■ **Exercise goal**:
Emit the entire listing verbatim.

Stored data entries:
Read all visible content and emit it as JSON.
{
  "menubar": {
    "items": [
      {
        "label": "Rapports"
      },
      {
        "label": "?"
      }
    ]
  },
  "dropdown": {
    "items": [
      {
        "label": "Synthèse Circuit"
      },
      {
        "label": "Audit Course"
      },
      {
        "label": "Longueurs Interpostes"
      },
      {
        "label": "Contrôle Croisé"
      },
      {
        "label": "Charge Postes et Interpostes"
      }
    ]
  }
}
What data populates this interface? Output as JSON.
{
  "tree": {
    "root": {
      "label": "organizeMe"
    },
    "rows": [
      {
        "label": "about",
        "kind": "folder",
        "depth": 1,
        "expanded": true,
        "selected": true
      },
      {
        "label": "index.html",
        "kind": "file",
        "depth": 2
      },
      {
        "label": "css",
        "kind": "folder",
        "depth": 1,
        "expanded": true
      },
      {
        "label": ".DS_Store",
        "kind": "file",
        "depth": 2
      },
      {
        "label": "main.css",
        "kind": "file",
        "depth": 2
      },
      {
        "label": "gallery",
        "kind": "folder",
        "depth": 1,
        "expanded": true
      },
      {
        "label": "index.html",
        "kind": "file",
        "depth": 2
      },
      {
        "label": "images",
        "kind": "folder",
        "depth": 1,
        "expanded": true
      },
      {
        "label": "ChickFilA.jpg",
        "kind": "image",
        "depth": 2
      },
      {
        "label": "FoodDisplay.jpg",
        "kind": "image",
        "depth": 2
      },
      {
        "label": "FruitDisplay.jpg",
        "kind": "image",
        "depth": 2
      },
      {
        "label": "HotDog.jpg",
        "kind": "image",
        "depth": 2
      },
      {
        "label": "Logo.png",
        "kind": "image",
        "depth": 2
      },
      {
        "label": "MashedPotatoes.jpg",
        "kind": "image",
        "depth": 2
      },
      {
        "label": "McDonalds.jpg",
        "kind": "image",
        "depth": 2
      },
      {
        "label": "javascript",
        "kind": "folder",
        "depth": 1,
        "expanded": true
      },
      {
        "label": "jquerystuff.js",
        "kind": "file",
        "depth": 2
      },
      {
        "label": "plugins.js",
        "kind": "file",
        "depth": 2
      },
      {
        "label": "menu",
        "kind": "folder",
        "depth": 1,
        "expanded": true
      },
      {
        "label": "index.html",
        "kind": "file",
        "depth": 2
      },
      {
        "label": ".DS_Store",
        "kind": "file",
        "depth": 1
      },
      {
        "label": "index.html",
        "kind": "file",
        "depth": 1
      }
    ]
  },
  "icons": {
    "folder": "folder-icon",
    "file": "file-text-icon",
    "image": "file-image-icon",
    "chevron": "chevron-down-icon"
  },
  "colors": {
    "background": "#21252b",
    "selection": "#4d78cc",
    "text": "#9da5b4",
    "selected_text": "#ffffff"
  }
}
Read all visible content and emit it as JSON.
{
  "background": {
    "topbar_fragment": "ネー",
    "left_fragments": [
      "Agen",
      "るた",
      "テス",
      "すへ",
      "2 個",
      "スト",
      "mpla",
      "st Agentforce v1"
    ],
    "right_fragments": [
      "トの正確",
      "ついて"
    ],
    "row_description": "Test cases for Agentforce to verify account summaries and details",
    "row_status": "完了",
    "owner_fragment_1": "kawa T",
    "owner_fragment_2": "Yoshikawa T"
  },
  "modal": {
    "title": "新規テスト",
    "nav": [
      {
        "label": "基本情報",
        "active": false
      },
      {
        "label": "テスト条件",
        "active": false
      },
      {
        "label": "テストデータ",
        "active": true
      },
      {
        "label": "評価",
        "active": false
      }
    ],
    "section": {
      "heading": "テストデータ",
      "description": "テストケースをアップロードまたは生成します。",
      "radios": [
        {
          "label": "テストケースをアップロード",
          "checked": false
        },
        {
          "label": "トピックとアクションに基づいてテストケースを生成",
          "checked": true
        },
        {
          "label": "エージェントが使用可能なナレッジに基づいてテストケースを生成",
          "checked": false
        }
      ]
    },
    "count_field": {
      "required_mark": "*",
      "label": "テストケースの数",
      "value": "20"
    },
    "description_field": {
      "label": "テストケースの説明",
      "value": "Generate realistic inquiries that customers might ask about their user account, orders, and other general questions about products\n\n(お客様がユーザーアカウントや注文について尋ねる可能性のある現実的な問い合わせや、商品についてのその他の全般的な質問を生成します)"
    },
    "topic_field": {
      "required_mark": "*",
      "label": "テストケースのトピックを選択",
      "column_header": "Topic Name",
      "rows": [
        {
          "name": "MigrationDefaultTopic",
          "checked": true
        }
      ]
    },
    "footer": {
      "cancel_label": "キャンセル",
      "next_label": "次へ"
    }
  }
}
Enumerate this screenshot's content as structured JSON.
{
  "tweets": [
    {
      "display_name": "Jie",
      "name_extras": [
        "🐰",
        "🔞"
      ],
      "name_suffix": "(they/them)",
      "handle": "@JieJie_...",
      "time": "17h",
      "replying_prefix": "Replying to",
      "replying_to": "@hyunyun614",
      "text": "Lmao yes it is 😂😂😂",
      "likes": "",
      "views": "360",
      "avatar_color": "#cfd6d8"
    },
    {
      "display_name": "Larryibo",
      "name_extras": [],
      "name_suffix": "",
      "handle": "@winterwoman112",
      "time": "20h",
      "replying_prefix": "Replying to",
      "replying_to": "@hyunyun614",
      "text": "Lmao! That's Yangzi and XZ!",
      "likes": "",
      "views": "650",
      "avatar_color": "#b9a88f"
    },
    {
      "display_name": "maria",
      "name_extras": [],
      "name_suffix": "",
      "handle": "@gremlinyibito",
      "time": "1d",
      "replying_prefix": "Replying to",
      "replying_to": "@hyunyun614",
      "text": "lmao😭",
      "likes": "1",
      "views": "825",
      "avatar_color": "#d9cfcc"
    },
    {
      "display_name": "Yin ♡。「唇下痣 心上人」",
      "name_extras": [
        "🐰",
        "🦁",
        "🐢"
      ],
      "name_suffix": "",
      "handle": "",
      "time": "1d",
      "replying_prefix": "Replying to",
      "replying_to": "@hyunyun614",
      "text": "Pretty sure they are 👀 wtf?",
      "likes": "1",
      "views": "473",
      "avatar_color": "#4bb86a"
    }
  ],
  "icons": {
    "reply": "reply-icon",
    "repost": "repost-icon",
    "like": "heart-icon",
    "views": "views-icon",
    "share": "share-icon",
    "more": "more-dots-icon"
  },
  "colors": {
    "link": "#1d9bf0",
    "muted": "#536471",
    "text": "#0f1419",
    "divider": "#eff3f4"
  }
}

■ **Full output**:
Read all visible content and emit it as JSON.
{
  "menubar": {
    "items": [
      {
        "label": "Rapports"
      },
      {
        "label": "?"
      }
    ]
  },
  "dropdown": {
    "items": [
      {
        "label": "Synthèse Circuit"
      },
      {
        "label": "Audit Course"
      },
      {
        "label": "Longueurs Interpostes"
      },
      {
        "label": "Contrôle Croisé"
      },
      {
        "label": "Charge Postes et Interpostes"
      }
    ]
  }
}
What data populates this interface? Output as JSON.
{
  "tree": {
    "root": {
      "label": "organizeMe"
    },
    "rows": [
      {
        "label": "about",
        "kind": "folder",
        "depth": 1,
        "expanded": true,
        "selected": true
      },
      {
        "label": "index.html",
        "kind": "file",
        "depth": 2
      },
      {
        "label": "css",
        "kind": "folder",
        "depth": 1,
        "expanded": true
      },
      {
        "label": ".DS_Store",
        "kind": "file",
        "depth": 2
      },
      {
        "label": "main.css",
        "kind": "file",
        "depth": 2
      },
      {
        "label": "gallery",
        "kind": "folder",
        "depth": 1,
        "expanded": true
      },
      {
        "label": "index.html",
        "kind": "file",
        "depth": 2
      },
      {
        "label": "images",
        "kind": "folder",
        "depth": 1,
        "expanded": true
      },
      {
        "label": "ChickFilA.jpg",
        "kind": "image",
        "depth": 2
      },
      {
        "label": "FoodDisplay.jpg",
        "kind": "image",
        "depth": 2
      },
      {
        "label": "FruitDisplay.jpg",
        "kind": "image",
        "depth": 2
      },
      {
        "label": "HotDog.jpg",
        "kind": "image",
        "depth": 2
      },
      {
        "label": "Logo.png",
        "kind": "image",
        "depth": 2
      },
      {
        "label": "MashedPotatoes.jpg",
        "kind": "image",
        "depth": 2
      },
      {
        "label": "McDonalds.jpg",
        "kind": "image",
        "depth": 2
      },
      {
        "label": "javascript",
        "kind": "folder",
        "depth": 1,
        "expanded": true
      },
      {
        "label": "jquerystuff.js",
        "kind": "file",
        "depth": 2
      },
      {
        "label": "plugins.js",
        "kind": "file",
        "depth": 2
      },
      {
        "label": "menu",
        "kind": "folder",
        "depth": 1,
        "expanded": true
      },
      {
        "label": "index.html",
        "kind": "file",
        "depth": 2
      },
      {
        "label": ".DS_Store",
        "kind": "file",
        "depth": 1
      },
      {
        "label": "index.html",
        "kind": "file",
        "depth": 1
      }
    ]
  },
  "icons": {
    "folder": "folder-icon",
    "file": "file-text-icon",
    "image": "file-image-icon",
    "chevron": "chevron-down-icon"
  },
  "colors": {
    "background": "#21252b",
    "selection": "#4d78cc",
    "text": "#9da5b4",
    "selected_text": "#ffffff"
  }
}
Read all visible content and emit it as JSON.
{
  "background": {
    "topbar_fragment": "ネー",
    "left_fragments": [
      "Agen",
      "るた",
      "テス",
      "すへ",
      "2 個",
      "スト",
      "mpla",
      "st Agentforce v1"
    ],
    "right_fragments": [
      "トの正確",
      "ついて"
    ],
    "row_description": "Test cases for Agentforce to verify account summaries and details",
    "row_status": "完了",
    "owner_fragment_1": "kawa T",
    "owner_fragment_2": "Yoshikawa T"
  },
  "modal": {
    "title": "新規テスト",
    "nav": [
      {
        "label": "基本情報",
        "active": false
      },
      {
        "label": "テスト条件",
        "active": false
      },
      {
        "label": "テストデータ",
        "active": true
      },
      {
        "label": "評価",
        "active": false
      }
    ],
    "section": {
      "heading": "テストデータ",
      "description": "テストケースをアップロードまたは生成します。",
      "radios": [
        {
          "label": "テストケースをアップロード",
          "checked": false
        },
        {
          "label": "トピックとアクションに基づいてテストケースを生成",
          "checked": true
        },
        {
          "label": "エージェントが使用可能なナレッジに基づいてテストケースを生成",
          "checked": false
        }
      ]
    },
    "count_field": {
      "required_mark": "*",
      "label": "テストケースの数",
      "value": "20"
    },
    "description_field": {
      "label": "テストケースの説明",
      "value": "Generate realistic inquiries that customers might ask about their user account, orders, and other general questions about products\n\n(お客様がユーザーアカウントや注文について尋ねる可能性のある現実的な問い合わせや、商品についてのその他の全般的な質問を生成します)"
    },
    "topic_field": {
      "required_mark": "*",
      "label": "テストケースのトピックを選択",
      "column_header": "Topic Name",
      "rows": [
        {
          "name": "MigrationDefaultTopic",
          "checked": true
        }
      ]
    },
    "footer": {
      "cancel_label": "キャンセル",
      "next_label": "次へ"
    }
  }
}
Enumerate this screenshot's content as structured JSON.
{
  "tweets": [
    {
      "display_name": "Jie",
      "name_extras": [
        "🐰",
        "🔞"
      ],
      "name_suffix": "(they/them)",
      "handle": "@JieJie_...",
      "time": "17h",
      "replying_prefix": "Replying to",
      "replying_to": "@hyunyun614",
      "text": "Lmao yes it is 😂😂😂",
      "likes": "",
      "views": "360",
      "avatar_color": "#cfd6d8"
    },
    {
      "display_name": "Larryibo",
      "name_extras": [],
      "name_suffix": "",
      "handle": "@winterwoman112",
      "time": "20h",
      "replying_prefix": "Replying to",
      "replying_to": "@hyunyun614",
      "text": "Lmao! That's Yangzi and XZ!",
      "likes": "",
      "views": "650",
      "avatar_color": "#b9a88f"
    },
    {
      "display_name": "maria",
      "name_extras": [],
      "name_suffix": "",
      "handle": "@gremlinyibito",
      "time": "1d",
      "replying_prefix": "Replying to",
      "replying_to": "@hyunyun614",
      "text": "lmao😭",
      "likes": "1",
      "views": "825",
      "avatar_color": "#d9cfcc"
    },
    {
      "display_name": "Yin ♡。「唇下痣 心上人」",
      "name_extras": [
        "🐰",
        "🦁",
        "🐢"
      ],
      "name_suffix": "",
      "handle": "",
      "time": "1d",
      "replying_prefix": "Replying to",
      "replying_to": "@hyunyun614",
      "text": "Pretty sure they are 👀 wtf?",
      "likes": "1",
      "views": "473",
      "avatar_color": "#4bb86a"
    }
  ],
  "icons": {
    "reply": "reply-icon",
    "repost": "repost-icon",
    "like": "heart-icon",
    "views": "views-icon",
    "share": "share-icon",
    "more": "more-dots-icon"
  },
  "colors": {
    "link": "#1d9bf0",
    "muted": "#536471",
    "text": "#0f1419",
    "divider": "#eff3f4"
  }
}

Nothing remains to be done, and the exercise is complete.